■ Problem to solve ■
All records must be quoted exactly. Omit the pictures.

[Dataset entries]

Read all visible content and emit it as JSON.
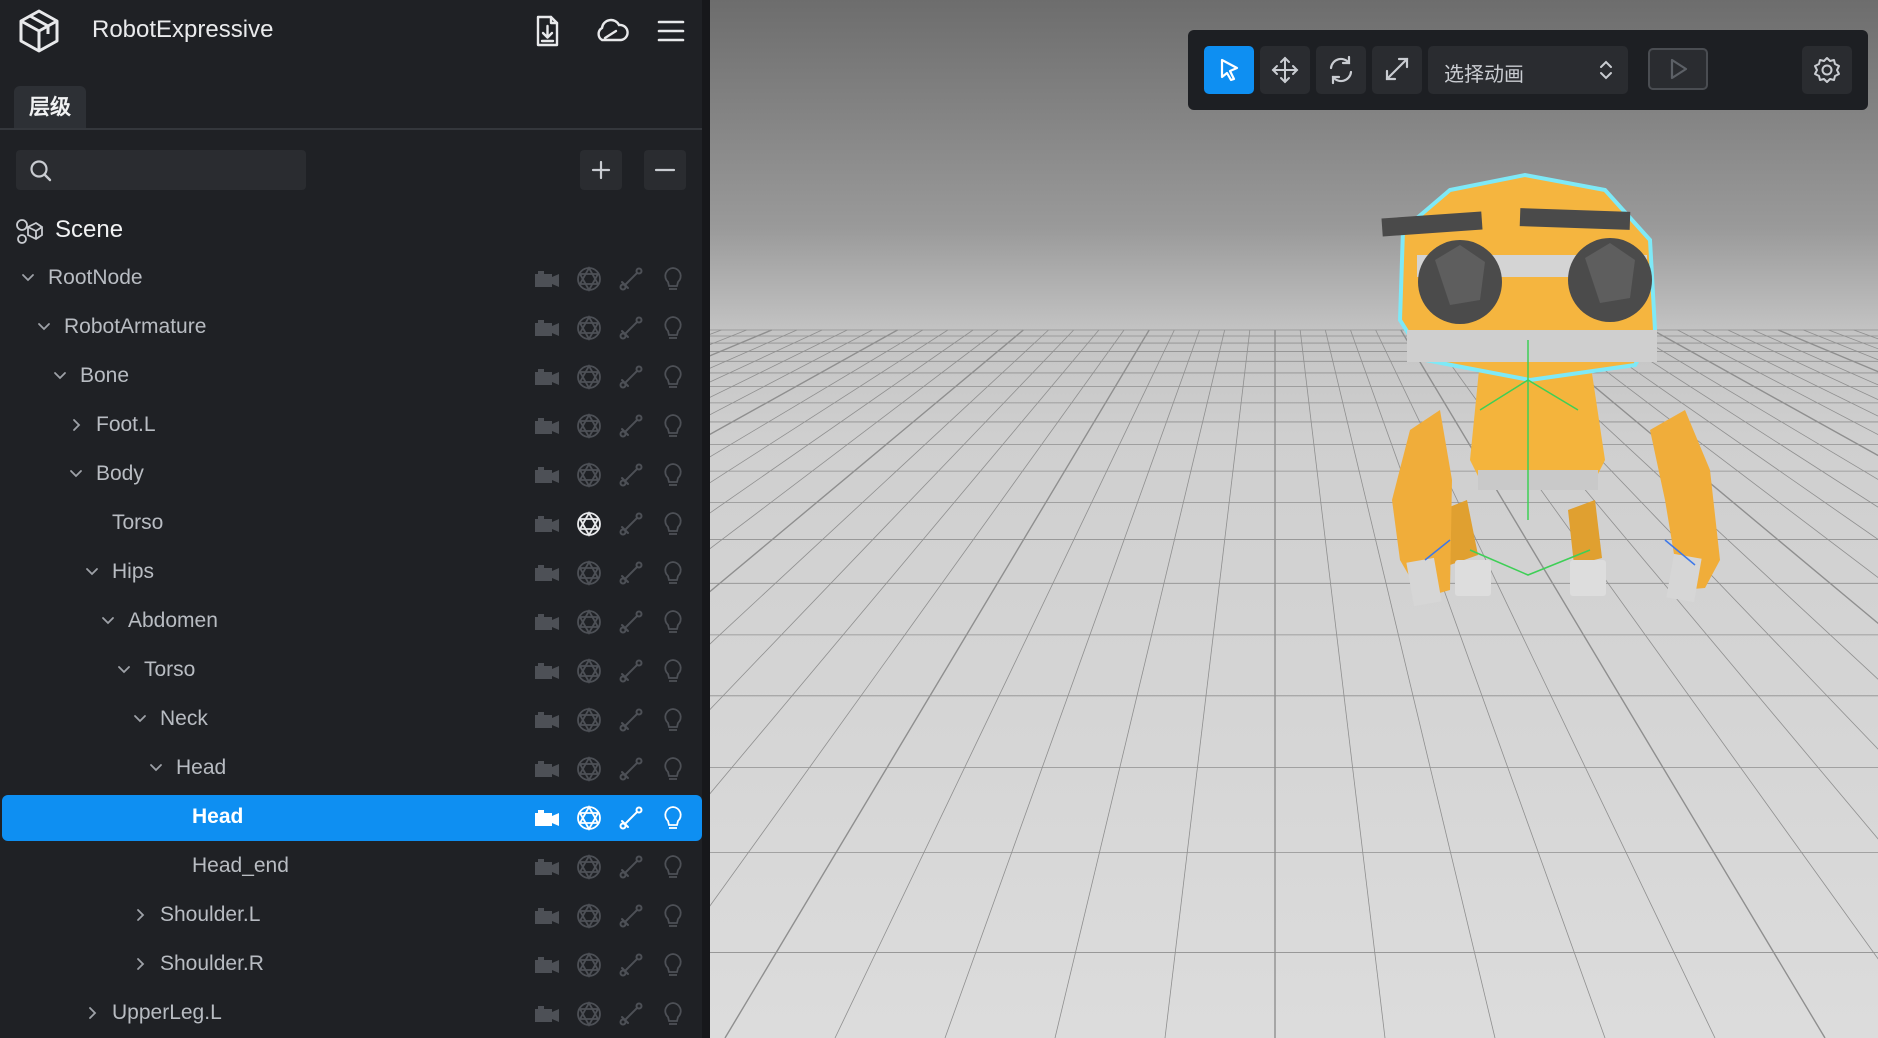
{
  "app": {
    "title": "RobotExpressive"
  },
  "tabs": [
    {
      "label": "层级"
    }
  ],
  "search": {
    "placeholder": ""
  },
  "scene": {
    "label": "Scene"
  },
  "tree": [
    {
      "label": "RootNode",
      "depth": 0,
      "chevron": "down"
    },
    {
      "label": "RobotArmature",
      "depth": 1,
      "chevron": "down"
    },
    {
      "label": "Bone",
      "depth": 2,
      "chevron": "down"
    },
    {
      "label": "Foot.L",
      "depth": 3,
      "chevron": "right"
    },
    {
      "label": "Body",
      "depth": 3,
      "chevron": "down"
    },
    {
      "label": "Torso",
      "depth": 4,
      "chevron": "none",
      "mesh_active": true
    },
    {
      "label": "Hips",
      "depth": 4,
      "chevron": "down"
    },
    {
      "label": "Abdomen",
      "depth": 5,
      "chevron": "down"
    },
    {
      "label": "Torso",
      "depth": 6,
      "chevron": "down"
    },
    {
      "label": "Neck",
      "depth": 7,
      "chevron": "down"
    },
    {
      "label": "Head",
      "depth": 8,
      "chevron": "down"
    },
    {
      "label": "Head",
      "depth": 9,
      "chevron": "none",
      "selected": true
    },
    {
      "label": "Head_end",
      "depth": 9,
      "chevron": "none"
    },
    {
      "label": "Shoulder.L",
      "depth": 7,
      "chevron": "right"
    },
    {
      "label": "Shoulder.R",
      "depth": 7,
      "chevron": "right"
    },
    {
      "label": "UpperLeg.L",
      "depth": 4,
      "chevron": "right"
    }
  ],
  "row_icons": [
    "camera-icon",
    "mesh-icon",
    "bone-icon",
    "light-bulb-icon"
  ],
  "toolbar": {
    "tools": [
      "select-tool-icon",
      "move-tool-icon",
      "rotate-tool-icon",
      "scale-tool-icon"
    ],
    "active_tool": "select-tool-icon",
    "animation_select": {
      "value": "选择动画"
    }
  },
  "colors": {
    "accent": "#0e8ff2",
    "sidebar_bg": "#1f2125",
    "robot": "#f5b53f",
    "outline": "#7ee9f7"
  }
}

■ Answer ■
Read all visible content and emit it as JSON.
{
  "app": {
    "title": "RobotExpressive"
  },
  "tabs": [
    {
      "label": "层级"
    }
  ],
  "search": {
    "placeholder": ""
  },
  "scene": {
    "label": "Scene"
  },
  "tree": [
    {
      "label": "RootNode",
      "depth": 0,
      "chevron": "down"
    },
    {
      "label": "RobotArmature",
      "depth": 1,
      "chevron": "down"
    },
    {
      "label": "Bone",
      "depth": 2,
      "chevron": "down"
    },
    {
      "label": "Foot.L",
      "depth": 3,
      "chevron": "right"
    },
    {
      "label": "Body",
      "depth": 3,
      "chevron": "down"
    },
    {
      "label": "Torso",
      "depth": 4,
      "chevron": "none",
      "mesh_active": true
    },
    {
      "label": "Hips",
      "depth": 4,
      "chevron": "down"
    },
    {
      "label": "Abdomen",
      "depth": 5,
      "chevron": "down"
    },
    {
      "label": "Torso",
      "depth": 6,
      "chevron": "down"
    },
    {
      "label": "Neck",
      "depth": 7,
      "chevron": "down"
    },
    {
      "label": "Head",
      "depth": 8,
      "chevron": "down"
    },
    {
      "label": "Head",
      "depth": 9,
      "chevron": "none",
      "selected": true
    },
    {
      "label": "Head_end",
      "depth": 9,
      "chevron": "none"
    },
    {
      "label": "Shoulder.L",
      "depth": 7,
      "chevron": "right"
    },
    {
      "label": "Shoulder.R",
      "depth": 7,
      "chevron": "right"
    },
    {
      "label": "UpperLeg.L",
      "depth": 4,
      "chevron": "right"
    }
  ],
  "row_icons": [
    "camera-icon",
    "mesh-icon",
    "bone-icon",
    "light-bulb-icon"
  ],
  "toolbar": {
    "tools": [
      "select-tool-icon",
      "move-tool-icon",
      "rotate-tool-icon",
      "scale-tool-icon"
    ],
    "active_tool": "select-tool-icon",
    "animation_select": {
      "value": "选择动画"
    }
  },
  "colors": {
    "accent": "#0e8ff2",
    "sidebar_bg": "#1f2125",
    "robot": "#f5b53f",
    "outline": "#7ee9f7"
  }
}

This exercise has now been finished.